======== Data for processing

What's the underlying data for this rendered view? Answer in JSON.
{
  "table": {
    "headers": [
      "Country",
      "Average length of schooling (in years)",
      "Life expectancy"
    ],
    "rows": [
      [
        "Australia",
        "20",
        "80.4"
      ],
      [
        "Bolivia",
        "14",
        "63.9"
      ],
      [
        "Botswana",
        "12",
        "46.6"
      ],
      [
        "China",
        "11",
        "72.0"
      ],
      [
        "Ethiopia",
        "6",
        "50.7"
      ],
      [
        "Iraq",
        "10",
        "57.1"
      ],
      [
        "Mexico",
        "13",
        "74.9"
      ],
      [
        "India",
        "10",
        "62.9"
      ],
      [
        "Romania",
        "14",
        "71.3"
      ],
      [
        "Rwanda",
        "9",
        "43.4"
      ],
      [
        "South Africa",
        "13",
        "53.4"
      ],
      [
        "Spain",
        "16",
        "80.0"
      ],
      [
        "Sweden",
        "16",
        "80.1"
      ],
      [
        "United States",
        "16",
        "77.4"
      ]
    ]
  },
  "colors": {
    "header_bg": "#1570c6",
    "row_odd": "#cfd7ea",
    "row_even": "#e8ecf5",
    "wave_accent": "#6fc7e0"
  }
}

================
======== Data for processing

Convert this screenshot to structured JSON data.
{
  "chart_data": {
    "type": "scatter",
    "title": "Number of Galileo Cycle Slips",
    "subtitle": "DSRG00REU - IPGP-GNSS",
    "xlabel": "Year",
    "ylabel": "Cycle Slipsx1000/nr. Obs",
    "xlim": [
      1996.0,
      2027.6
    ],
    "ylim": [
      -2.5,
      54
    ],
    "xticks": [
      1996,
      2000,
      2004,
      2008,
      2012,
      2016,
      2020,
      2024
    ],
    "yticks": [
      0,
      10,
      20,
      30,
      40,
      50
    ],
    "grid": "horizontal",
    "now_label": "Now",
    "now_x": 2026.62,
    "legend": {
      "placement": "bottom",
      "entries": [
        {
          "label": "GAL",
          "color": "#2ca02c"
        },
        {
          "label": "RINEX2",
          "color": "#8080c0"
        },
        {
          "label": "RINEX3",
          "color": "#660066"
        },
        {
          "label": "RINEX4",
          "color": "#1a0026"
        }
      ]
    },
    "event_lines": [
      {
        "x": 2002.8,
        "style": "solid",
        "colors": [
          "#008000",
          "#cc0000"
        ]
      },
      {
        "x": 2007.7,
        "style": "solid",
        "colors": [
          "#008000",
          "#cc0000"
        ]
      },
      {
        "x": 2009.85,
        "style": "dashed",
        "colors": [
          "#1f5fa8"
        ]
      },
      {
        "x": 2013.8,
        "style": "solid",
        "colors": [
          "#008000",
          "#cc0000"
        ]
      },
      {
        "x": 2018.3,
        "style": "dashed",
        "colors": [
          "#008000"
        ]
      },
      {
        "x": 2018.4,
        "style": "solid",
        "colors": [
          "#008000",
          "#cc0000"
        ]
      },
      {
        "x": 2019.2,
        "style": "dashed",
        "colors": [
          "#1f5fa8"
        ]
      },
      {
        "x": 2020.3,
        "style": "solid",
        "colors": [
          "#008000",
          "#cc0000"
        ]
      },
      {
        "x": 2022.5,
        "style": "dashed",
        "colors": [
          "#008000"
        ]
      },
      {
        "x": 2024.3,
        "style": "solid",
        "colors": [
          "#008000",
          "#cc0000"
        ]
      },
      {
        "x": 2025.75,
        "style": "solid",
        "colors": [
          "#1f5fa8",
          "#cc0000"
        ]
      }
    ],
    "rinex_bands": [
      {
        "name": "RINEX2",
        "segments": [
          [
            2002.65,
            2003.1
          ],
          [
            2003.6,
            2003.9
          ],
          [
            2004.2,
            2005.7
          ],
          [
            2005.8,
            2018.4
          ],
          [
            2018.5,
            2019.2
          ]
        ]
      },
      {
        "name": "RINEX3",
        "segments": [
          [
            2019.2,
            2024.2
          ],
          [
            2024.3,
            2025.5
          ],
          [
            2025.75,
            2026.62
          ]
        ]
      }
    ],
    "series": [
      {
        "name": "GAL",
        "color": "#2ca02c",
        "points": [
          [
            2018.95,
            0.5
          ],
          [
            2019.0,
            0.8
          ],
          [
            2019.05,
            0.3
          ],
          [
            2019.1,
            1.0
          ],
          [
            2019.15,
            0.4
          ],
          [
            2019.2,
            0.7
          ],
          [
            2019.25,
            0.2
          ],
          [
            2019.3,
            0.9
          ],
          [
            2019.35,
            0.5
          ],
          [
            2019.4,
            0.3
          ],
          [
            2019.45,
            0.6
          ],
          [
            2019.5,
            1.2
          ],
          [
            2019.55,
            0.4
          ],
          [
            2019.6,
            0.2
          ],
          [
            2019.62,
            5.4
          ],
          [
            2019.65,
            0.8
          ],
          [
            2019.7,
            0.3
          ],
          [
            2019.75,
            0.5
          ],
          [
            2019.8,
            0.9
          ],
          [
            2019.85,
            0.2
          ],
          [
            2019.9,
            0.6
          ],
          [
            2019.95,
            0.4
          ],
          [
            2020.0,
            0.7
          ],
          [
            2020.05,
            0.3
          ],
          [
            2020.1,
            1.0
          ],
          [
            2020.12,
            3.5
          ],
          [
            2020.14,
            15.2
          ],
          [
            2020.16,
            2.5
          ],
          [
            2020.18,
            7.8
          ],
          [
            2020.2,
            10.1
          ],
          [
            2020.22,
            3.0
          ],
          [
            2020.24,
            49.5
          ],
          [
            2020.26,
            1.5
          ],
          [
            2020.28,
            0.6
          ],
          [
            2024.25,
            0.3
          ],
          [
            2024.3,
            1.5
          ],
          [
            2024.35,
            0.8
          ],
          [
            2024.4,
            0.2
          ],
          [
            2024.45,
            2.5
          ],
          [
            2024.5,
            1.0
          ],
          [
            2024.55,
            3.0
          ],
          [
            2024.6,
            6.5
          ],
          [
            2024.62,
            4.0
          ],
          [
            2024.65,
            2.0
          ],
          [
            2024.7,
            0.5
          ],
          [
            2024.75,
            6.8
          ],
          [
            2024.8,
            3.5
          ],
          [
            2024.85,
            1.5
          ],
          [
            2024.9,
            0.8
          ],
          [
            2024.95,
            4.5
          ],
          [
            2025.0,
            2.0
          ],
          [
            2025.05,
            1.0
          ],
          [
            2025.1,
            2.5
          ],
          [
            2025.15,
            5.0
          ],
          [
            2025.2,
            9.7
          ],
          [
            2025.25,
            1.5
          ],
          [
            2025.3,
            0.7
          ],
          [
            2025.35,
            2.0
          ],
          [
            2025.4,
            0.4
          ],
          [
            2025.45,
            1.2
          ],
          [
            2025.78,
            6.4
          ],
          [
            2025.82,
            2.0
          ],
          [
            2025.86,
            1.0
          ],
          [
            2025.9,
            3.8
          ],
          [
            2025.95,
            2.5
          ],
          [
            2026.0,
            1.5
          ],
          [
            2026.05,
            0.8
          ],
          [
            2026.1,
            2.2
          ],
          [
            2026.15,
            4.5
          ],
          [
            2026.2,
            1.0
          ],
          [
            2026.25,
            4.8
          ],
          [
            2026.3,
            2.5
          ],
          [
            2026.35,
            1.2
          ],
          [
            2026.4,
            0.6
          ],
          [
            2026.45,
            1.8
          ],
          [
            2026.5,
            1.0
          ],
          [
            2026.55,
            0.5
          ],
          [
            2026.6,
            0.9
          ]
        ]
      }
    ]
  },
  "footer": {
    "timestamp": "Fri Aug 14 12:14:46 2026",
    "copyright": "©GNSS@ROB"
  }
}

================

Report all lines of the data that include the word "Cycle".

Finished exercise:
    "title": "Number of Galileo Cycle Slips",
    "ylabel": "Cycle Slipsx1000/nr. Obs",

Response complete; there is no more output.